- **EXERCISE PROMPT**
Report only the number of lines in this material that include the string "name".

- **Dataset rows about figures**
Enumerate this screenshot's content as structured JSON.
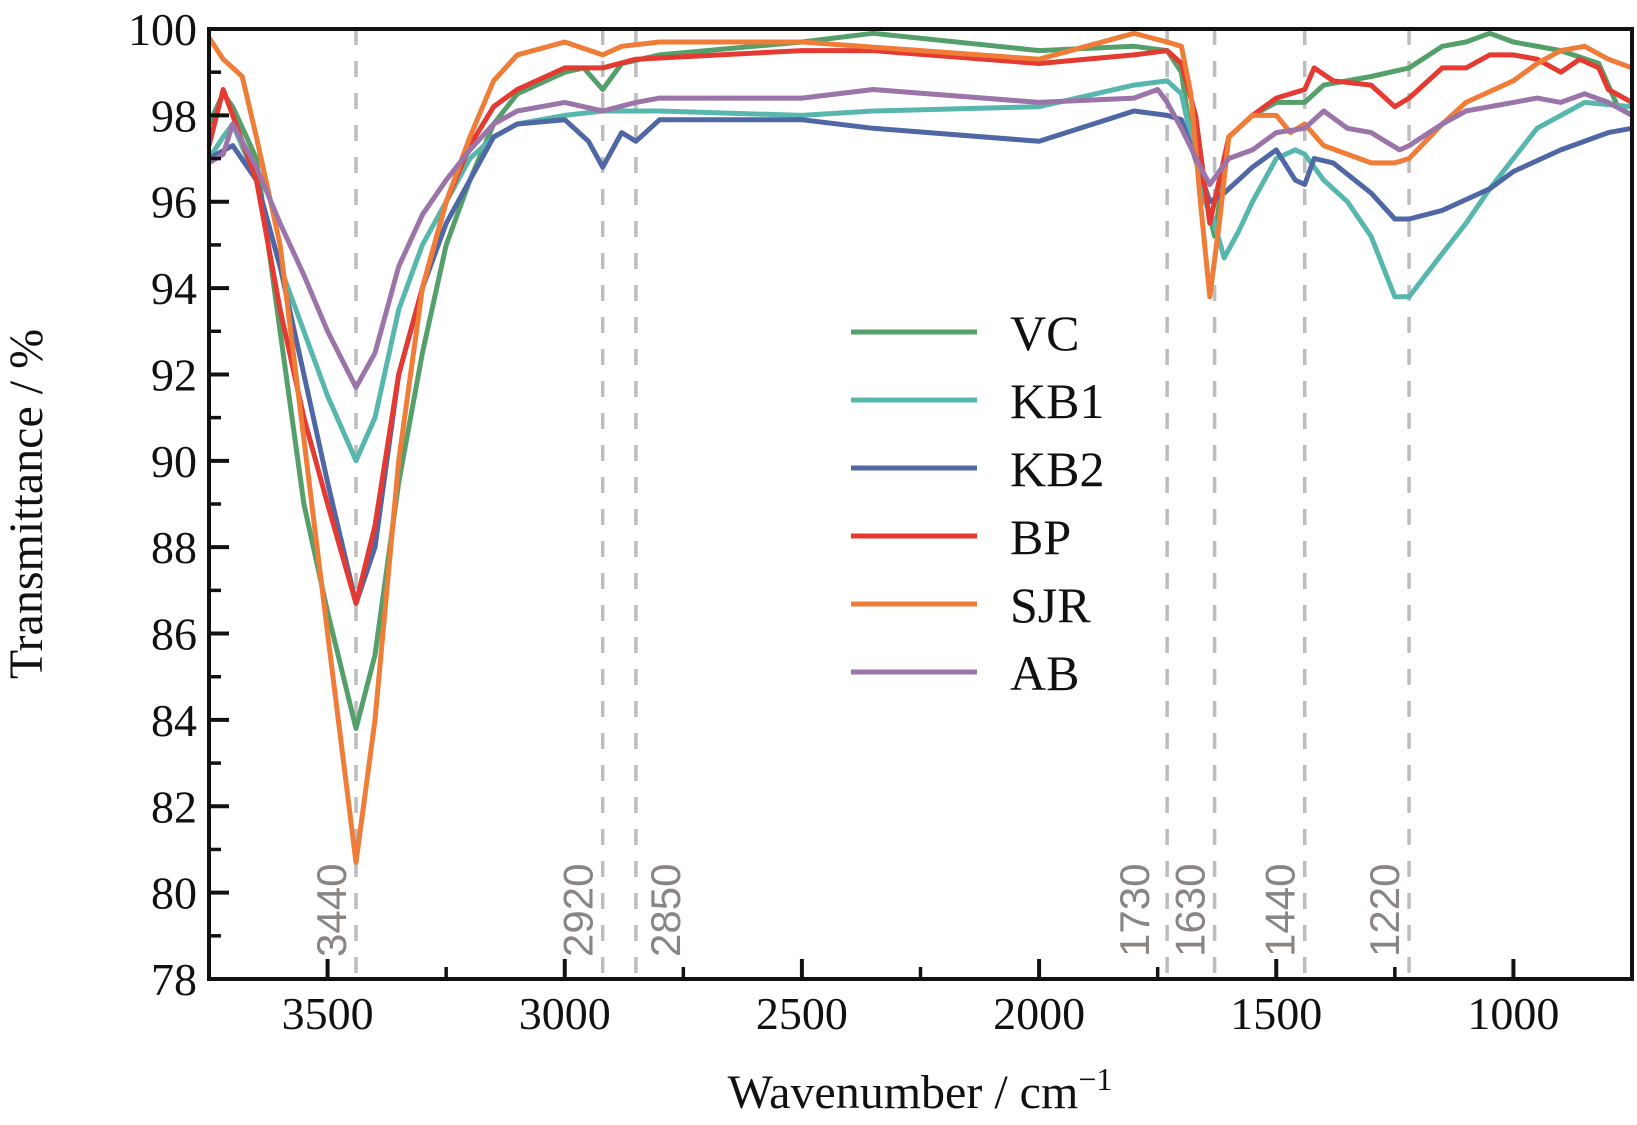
{
  "chart_data": {
    "type": "line",
    "xlabel": "Wavenumber / cm",
    "xlabel_sup": "−1",
    "ylabel": "Transmittance / %",
    "xlim": [
      3750,
      750
    ],
    "ylim": [
      78,
      100
    ],
    "x_ticks": [
      3500,
      3000,
      2500,
      2000,
      1500,
      1000
    ],
    "x_minor_step": 250,
    "y_ticks": [
      78,
      80,
      82,
      84,
      86,
      88,
      90,
      92,
      94,
      96,
      98,
      100
    ],
    "y_minor_step": 1,
    "grid": false,
    "legend_position": "center-right",
    "reference_lines": [
      {
        "x": 3440,
        "label": "3440"
      },
      {
        "x": 2920,
        "label": "2920"
      },
      {
        "x": 2850,
        "label": "2850"
      },
      {
        "x": 1730,
        "label": "1730"
      },
      {
        "x": 1630,
        "label": "1630"
      },
      {
        "x": 1440,
        "label": "1440"
      },
      {
        "x": 1220,
        "label": "1220"
      }
    ],
    "reference_line_color": "#bdbdbd",
    "series": [
      {
        "name": "VC",
        "color": "#55a06a",
        "x": [
          3750,
          3720,
          3700,
          3650,
          3600,
          3550,
          3500,
          3440,
          3400,
          3350,
          3300,
          3250,
          3200,
          3150,
          3100,
          3000,
          2960,
          2920,
          2880,
          2800,
          2500,
          2350,
          2000,
          1800,
          1730,
          1700,
          1680,
          1630,
          1600,
          1550,
          1500,
          1440,
          1400,
          1300,
          1220,
          1150,
          1100,
          1050,
          1000,
          900,
          820,
          780,
          750
        ],
        "y": [
          97.8,
          98.5,
          98.2,
          97,
          93,
          89,
          86.5,
          83.8,
          85.5,
          89.5,
          92.5,
          95,
          96.5,
          97.8,
          98.5,
          99,
          99.1,
          98.6,
          99.2,
          99.4,
          99.7,
          99.9,
          99.5,
          99.6,
          99.5,
          99,
          97.5,
          95.2,
          97.5,
          98,
          98.3,
          98.3,
          98.7,
          98.9,
          99.1,
          99.6,
          99.7,
          99.9,
          99.7,
          99.5,
          99.2,
          98.2,
          98
        ]
      },
      {
        "name": "KB1",
        "color": "#57b7ac",
        "x": [
          3750,
          3720,
          3700,
          3650,
          3600,
          3550,
          3500,
          3440,
          3400,
          3350,
          3300,
          3250,
          3200,
          3150,
          3100,
          3000,
          2920,
          2800,
          2500,
          2350,
          2000,
          1800,
          1730,
          1700,
          1680,
          1650,
          1630,
          1610,
          1580,
          1550,
          1500,
          1460,
          1440,
          1400,
          1350,
          1300,
          1250,
          1220,
          1150,
          1100,
          1050,
          1000,
          950,
          900,
          850,
          750
        ],
        "y": [
          97,
          97.5,
          97.8,
          96.5,
          94.5,
          93,
          91.5,
          90,
          91,
          93.5,
          95,
          96,
          97,
          97.5,
          97.8,
          98,
          98.1,
          98.1,
          98,
          98.1,
          98.2,
          98.7,
          98.8,
          98.5,
          97.5,
          96,
          95.5,
          94.7,
          95.3,
          96,
          97,
          97.2,
          97.1,
          96.5,
          96,
          95.2,
          93.8,
          93.8,
          94.8,
          95.5,
          96.3,
          97,
          97.7,
          98,
          98.3,
          98.2
        ]
      },
      {
        "name": "KB2",
        "color": "#4f67a5",
        "x": [
          3750,
          3700,
          3650,
          3600,
          3550,
          3500,
          3440,
          3400,
          3350,
          3300,
          3250,
          3200,
          3150,
          3100,
          3000,
          2950,
          2920,
          2880,
          2850,
          2800,
          2500,
          2350,
          2000,
          1800,
          1730,
          1700,
          1680,
          1640,
          1610,
          1550,
          1500,
          1460,
          1440,
          1420,
          1380,
          1300,
          1250,
          1220,
          1150,
          1050,
          1000,
          900,
          800,
          750
        ],
        "y": [
          97,
          97.3,
          96.5,
          94.5,
          92,
          89.5,
          86.7,
          88,
          92,
          94,
          95.5,
          96.5,
          97.5,
          97.8,
          97.9,
          97.4,
          96.8,
          97.6,
          97.4,
          97.9,
          97.9,
          97.7,
          97.4,
          98.1,
          98,
          97.9,
          97.3,
          96,
          96.2,
          96.8,
          97.2,
          96.5,
          96.4,
          97,
          96.9,
          96.2,
          95.6,
          95.6,
          95.8,
          96.3,
          96.7,
          97.2,
          97.6,
          97.7
        ]
      },
      {
        "name": "BP",
        "color": "#e43a32",
        "x": [
          3750,
          3720,
          3700,
          3650,
          3600,
          3550,
          3500,
          3440,
          3400,
          3350,
          3300,
          3250,
          3200,
          3150,
          3100,
          3000,
          2920,
          2850,
          2500,
          2350,
          2000,
          1800,
          1730,
          1700,
          1670,
          1640,
          1620,
          1600,
          1550,
          1500,
          1440,
          1420,
          1380,
          1300,
          1250,
          1220,
          1150,
          1100,
          1050,
          1000,
          950,
          900,
          860,
          820,
          800,
          750
        ],
        "y": [
          97.3,
          98.6,
          98,
          96.5,
          93.5,
          91,
          89,
          86.7,
          88.5,
          92,
          94,
          96,
          97.3,
          98.2,
          98.6,
          99.1,
          99.1,
          99.3,
          99.5,
          99.5,
          99.2,
          99.4,
          99.5,
          99.2,
          98,
          95.5,
          96.5,
          97.5,
          98,
          98.4,
          98.6,
          99.1,
          98.8,
          98.7,
          98.2,
          98.4,
          99.1,
          99.1,
          99.4,
          99.4,
          99.3,
          99,
          99.3,
          99.1,
          98.6,
          98.3
        ]
      },
      {
        "name": "SJR",
        "color": "#ef7c37",
        "x": [
          3750,
          3720,
          3680,
          3650,
          3600,
          3550,
          3500,
          3440,
          3400,
          3350,
          3300,
          3250,
          3200,
          3150,
          3100,
          3000,
          2920,
          2880,
          2800,
          2500,
          2000,
          1800,
          1730,
          1700,
          1680,
          1660,
          1640,
          1620,
          1600,
          1550,
          1500,
          1470,
          1440,
          1400,
          1300,
          1250,
          1220,
          1150,
          1100,
          1000,
          950,
          900,
          850,
          800,
          750
        ],
        "y": [
          99.8,
          99.3,
          98.9,
          97.5,
          95,
          90.5,
          86,
          80.7,
          84,
          90,
          94,
          96,
          97.5,
          98.8,
          99.4,
          99.7,
          99.4,
          99.6,
          99.7,
          99.7,
          99.3,
          99.9,
          99.7,
          99.6,
          98.5,
          96,
          93.8,
          95.5,
          97.5,
          98,
          98,
          97.6,
          97.8,
          97.3,
          96.9,
          96.9,
          97,
          97.8,
          98.3,
          98.8,
          99.2,
          99.5,
          99.6,
          99.3,
          99.1
        ]
      },
      {
        "name": "AB",
        "color": "#9b74a9",
        "x": [
          3750,
          3720,
          3700,
          3650,
          3600,
          3550,
          3500,
          3440,
          3400,
          3350,
          3300,
          3250,
          3200,
          3150,
          3100,
          3000,
          2920,
          2850,
          2800,
          2500,
          2350,
          2000,
          1800,
          1750,
          1730,
          1700,
          1660,
          1640,
          1600,
          1550,
          1500,
          1440,
          1400,
          1350,
          1300,
          1240,
          1220,
          1150,
          1100,
          1000,
          950,
          900,
          850,
          800,
          750
        ],
        "y": [
          96.9,
          97.1,
          97.8,
          96.8,
          95.5,
          94.3,
          93,
          91.7,
          92.5,
          94.5,
          95.7,
          96.5,
          97.2,
          97.8,
          98.1,
          98.3,
          98.1,
          98.3,
          98.4,
          98.4,
          98.6,
          98.3,
          98.4,
          98.6,
          98.3,
          97.7,
          96.8,
          96.4,
          97,
          97.2,
          97.6,
          97.7,
          98.1,
          97.7,
          97.6,
          97.2,
          97.3,
          97.8,
          98.1,
          98.3,
          98.4,
          98.3,
          98.5,
          98.3,
          98
        ]
      }
    ]
  }
}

- **EXERCISE ANSWER**
6